Records that describe figures:
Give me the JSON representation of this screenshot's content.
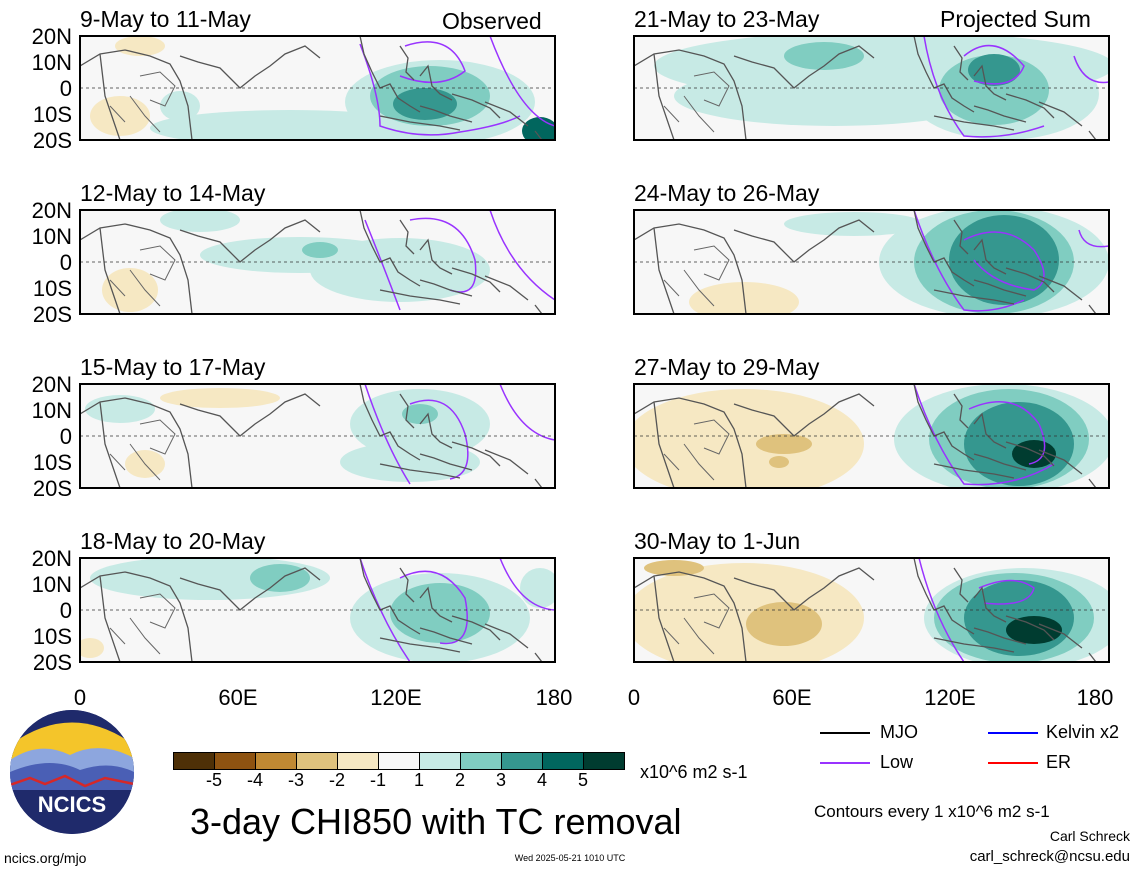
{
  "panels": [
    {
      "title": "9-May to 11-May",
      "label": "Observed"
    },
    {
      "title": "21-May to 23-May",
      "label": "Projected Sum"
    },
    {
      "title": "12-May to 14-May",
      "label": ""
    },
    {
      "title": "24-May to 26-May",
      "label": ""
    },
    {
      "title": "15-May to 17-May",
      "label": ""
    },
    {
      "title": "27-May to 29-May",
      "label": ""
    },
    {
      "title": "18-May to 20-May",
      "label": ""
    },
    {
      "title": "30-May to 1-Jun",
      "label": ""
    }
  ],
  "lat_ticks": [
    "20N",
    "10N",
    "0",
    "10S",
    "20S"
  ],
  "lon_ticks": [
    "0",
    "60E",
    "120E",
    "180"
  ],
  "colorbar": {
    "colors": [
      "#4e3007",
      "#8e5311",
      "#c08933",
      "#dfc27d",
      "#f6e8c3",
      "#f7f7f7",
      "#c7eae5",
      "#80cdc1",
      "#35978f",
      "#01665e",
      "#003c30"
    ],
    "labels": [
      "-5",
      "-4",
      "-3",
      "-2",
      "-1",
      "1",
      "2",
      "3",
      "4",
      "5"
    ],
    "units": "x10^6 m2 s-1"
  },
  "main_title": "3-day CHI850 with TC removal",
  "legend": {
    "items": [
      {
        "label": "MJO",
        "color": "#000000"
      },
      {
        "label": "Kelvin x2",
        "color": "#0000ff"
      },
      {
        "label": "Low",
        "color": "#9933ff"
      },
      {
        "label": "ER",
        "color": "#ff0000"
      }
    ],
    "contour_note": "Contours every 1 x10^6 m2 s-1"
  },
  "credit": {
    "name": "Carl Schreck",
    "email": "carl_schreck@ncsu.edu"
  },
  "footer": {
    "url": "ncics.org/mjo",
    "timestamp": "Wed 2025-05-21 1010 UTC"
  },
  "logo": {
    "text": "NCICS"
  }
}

→ **Goal**: Give every line back word for word and leave the pictures out.

→ **Solution**:
Give me the JSON representation of this screenshot's content.
{
  "panels": [
    {
      "title": "9-May to 11-May",
      "label": "Observed"
    },
    {
      "title": "21-May to 23-May",
      "label": "Projected Sum"
    },
    {
      "title": "12-May to 14-May",
      "label": ""
    },
    {
      "title": "24-May to 26-May",
      "label": ""
    },
    {
      "title": "15-May to 17-May",
      "label": ""
    },
    {
      "title": "27-May to 29-May",
      "label": ""
    },
    {
      "title": "18-May to 20-May",
      "label": ""
    },
    {
      "title": "30-May to 1-Jun",
      "label": ""
    }
  ],
  "lat_ticks": [
    "20N",
    "10N",
    "0",
    "10S",
    "20S"
  ],
  "lon_ticks": [
    "0",
    "60E",
    "120E",
    "180"
  ],
  "colorbar": {
    "colors": [
      "#4e3007",
      "#8e5311",
      "#c08933",
      "#dfc27d",
      "#f6e8c3",
      "#f7f7f7",
      "#c7eae5",
      "#80cdc1",
      "#35978f",
      "#01665e",
      "#003c30"
    ],
    "labels": [
      "-5",
      "-4",
      "-3",
      "-2",
      "-1",
      "1",
      "2",
      "3",
      "4",
      "5"
    ],
    "units": "x10^6 m2 s-1"
  },
  "main_title": "3-day CHI850 with TC removal",
  "legend": {
    "items": [
      {
        "label": "MJO",
        "color": "#000000"
      },
      {
        "label": "Kelvin x2",
        "color": "#0000ff"
      },
      {
        "label": "Low",
        "color": "#9933ff"
      },
      {
        "label": "ER",
        "color": "#ff0000"
      }
    ],
    "contour_note": "Contours every 1 x10^6 m2 s-1"
  },
  "credit": {
    "name": "Carl Schreck",
    "email": "carl_schreck@ncsu.edu"
  },
  "footer": {
    "url": "ncics.org/mjo",
    "timestamp": "Wed 2025-05-21 1010 UTC"
  },
  "logo": {
    "text": "NCICS"
  }
}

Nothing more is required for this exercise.